Exercise goal: Reproduce the lines from the start of the records through the line containing "row-gwh-value: 85837 [779,205,832,226]", inclusive, renaming "row-label" to "row-name" and leaving everything else unchanged.

>>>>>

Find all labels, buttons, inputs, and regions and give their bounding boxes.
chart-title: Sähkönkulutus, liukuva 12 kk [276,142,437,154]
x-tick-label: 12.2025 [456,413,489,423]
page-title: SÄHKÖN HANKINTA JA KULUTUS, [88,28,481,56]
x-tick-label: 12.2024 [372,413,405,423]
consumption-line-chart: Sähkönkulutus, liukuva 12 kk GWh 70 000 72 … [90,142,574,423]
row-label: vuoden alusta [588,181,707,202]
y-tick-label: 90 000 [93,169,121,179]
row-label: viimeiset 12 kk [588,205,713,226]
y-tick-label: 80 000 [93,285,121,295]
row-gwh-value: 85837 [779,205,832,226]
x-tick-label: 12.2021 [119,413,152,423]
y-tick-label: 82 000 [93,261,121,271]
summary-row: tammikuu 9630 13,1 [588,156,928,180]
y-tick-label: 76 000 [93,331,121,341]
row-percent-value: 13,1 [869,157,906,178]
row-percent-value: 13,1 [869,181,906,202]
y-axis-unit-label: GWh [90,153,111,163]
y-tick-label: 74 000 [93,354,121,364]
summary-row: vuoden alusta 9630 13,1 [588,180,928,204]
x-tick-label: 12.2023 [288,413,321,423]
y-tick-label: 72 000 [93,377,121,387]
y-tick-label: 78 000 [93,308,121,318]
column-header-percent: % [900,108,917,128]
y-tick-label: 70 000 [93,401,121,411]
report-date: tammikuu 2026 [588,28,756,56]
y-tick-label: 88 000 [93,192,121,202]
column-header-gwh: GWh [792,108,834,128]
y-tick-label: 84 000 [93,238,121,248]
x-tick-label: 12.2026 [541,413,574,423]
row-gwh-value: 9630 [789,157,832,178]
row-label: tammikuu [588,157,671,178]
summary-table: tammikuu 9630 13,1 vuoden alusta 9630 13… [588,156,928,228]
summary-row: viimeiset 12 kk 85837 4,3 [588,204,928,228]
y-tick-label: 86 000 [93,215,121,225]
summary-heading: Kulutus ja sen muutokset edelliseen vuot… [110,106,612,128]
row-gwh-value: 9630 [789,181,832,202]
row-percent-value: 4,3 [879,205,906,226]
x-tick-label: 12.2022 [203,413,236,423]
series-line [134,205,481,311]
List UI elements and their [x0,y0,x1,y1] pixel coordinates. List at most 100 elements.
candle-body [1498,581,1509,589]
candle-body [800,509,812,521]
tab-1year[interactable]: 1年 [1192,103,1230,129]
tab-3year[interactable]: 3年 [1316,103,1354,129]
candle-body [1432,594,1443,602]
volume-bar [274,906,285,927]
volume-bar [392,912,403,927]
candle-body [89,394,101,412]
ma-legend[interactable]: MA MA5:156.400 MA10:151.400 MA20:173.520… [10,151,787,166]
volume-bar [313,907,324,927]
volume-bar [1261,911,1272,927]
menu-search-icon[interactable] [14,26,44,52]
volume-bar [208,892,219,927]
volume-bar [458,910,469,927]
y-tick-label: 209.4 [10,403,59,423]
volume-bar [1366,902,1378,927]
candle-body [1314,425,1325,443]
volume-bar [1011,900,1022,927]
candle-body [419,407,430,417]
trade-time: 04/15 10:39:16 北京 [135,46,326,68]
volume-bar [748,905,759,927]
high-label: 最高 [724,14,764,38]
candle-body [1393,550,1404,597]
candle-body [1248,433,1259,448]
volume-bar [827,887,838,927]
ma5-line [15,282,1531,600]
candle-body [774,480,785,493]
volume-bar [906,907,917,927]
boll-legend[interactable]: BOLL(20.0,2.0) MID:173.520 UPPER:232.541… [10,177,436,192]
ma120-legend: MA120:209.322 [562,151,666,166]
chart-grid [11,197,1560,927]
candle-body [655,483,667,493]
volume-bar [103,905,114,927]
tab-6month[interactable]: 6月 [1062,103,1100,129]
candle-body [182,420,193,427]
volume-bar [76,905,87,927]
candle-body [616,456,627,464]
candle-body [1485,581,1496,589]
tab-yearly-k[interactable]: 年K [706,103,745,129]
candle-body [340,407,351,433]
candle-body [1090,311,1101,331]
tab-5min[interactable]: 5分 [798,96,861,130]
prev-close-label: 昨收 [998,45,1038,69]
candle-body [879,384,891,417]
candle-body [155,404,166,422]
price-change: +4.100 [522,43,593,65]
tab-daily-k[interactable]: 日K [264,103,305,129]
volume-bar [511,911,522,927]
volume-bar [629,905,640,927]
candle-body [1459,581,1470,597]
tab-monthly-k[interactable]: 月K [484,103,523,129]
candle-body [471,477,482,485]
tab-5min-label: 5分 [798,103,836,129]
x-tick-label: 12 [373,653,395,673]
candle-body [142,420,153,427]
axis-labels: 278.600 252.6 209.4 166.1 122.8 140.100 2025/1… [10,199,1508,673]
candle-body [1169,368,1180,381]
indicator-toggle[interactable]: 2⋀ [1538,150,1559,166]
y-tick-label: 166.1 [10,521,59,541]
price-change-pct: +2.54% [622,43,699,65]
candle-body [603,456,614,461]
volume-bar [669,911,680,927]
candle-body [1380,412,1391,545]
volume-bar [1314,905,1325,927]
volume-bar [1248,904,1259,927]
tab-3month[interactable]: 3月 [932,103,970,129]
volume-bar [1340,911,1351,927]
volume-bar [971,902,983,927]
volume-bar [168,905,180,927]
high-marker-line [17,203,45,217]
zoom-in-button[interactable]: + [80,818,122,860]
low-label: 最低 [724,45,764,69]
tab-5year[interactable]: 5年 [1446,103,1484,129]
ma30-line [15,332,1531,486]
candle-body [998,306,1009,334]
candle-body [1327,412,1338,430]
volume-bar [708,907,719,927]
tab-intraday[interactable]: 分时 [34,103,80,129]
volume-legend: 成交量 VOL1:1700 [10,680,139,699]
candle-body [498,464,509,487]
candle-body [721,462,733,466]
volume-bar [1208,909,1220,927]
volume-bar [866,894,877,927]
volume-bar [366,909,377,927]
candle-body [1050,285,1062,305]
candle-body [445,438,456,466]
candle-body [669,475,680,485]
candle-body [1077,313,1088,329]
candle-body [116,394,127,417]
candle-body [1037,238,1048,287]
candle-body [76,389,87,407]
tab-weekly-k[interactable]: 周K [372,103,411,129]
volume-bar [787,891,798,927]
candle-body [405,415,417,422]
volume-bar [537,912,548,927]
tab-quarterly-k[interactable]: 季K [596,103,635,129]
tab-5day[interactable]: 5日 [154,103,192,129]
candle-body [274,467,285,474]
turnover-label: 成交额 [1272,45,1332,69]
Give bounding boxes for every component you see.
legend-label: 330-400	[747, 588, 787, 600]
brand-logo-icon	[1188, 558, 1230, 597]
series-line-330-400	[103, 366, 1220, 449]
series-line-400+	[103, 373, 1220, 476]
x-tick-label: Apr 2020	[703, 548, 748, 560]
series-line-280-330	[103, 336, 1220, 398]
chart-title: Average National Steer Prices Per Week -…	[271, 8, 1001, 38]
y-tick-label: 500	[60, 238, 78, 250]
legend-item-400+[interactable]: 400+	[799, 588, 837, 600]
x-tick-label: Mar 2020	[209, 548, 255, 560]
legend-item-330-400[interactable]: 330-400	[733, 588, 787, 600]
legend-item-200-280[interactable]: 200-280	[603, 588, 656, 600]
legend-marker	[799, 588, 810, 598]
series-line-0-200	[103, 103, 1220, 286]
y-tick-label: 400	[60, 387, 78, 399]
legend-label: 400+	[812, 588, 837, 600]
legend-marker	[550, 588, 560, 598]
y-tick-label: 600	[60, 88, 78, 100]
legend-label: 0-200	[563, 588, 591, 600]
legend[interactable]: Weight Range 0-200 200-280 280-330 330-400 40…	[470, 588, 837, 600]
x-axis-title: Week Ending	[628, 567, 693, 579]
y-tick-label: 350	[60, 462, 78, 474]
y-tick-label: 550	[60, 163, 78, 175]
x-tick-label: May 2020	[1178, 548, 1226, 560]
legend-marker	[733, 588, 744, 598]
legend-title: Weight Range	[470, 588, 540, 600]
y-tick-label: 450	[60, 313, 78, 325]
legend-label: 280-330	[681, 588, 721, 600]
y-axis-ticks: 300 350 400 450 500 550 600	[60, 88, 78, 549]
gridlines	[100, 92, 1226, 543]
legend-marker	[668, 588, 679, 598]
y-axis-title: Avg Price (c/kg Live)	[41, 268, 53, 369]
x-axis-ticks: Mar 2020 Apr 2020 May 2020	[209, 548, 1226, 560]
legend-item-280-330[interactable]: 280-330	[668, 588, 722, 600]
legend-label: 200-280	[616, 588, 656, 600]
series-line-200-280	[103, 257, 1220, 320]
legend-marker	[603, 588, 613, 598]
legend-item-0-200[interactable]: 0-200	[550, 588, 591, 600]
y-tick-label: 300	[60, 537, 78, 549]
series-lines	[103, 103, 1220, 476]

<<<<<

Finished answer:
Find all labels, buttons, inputs, and regions and give their bounding boxes.
chart-title: Sähkönkulutus, liukuva 12 kk [276,142,437,154]
x-tick-label: 12.2025 [456,413,489,423]
page-title: SÄHKÖN HANKINTA JA KULUTUS, [88,28,481,56]
x-tick-label: 12.2024 [372,413,405,423]
consumption-line-chart: Sähkönkulutus, liukuva 12 kk GWh 70 000 72 … [90,142,574,423]
row-name: vuoden alusta [588,181,707,202]
y-tick-label: 90 000 [93,169,121,179]
row-name: viimeiset 12 kk [588,205,713,226]
y-tick-label: 80 000 [93,285,121,295]
row-gwh-value: 85837 [779,205,832,226]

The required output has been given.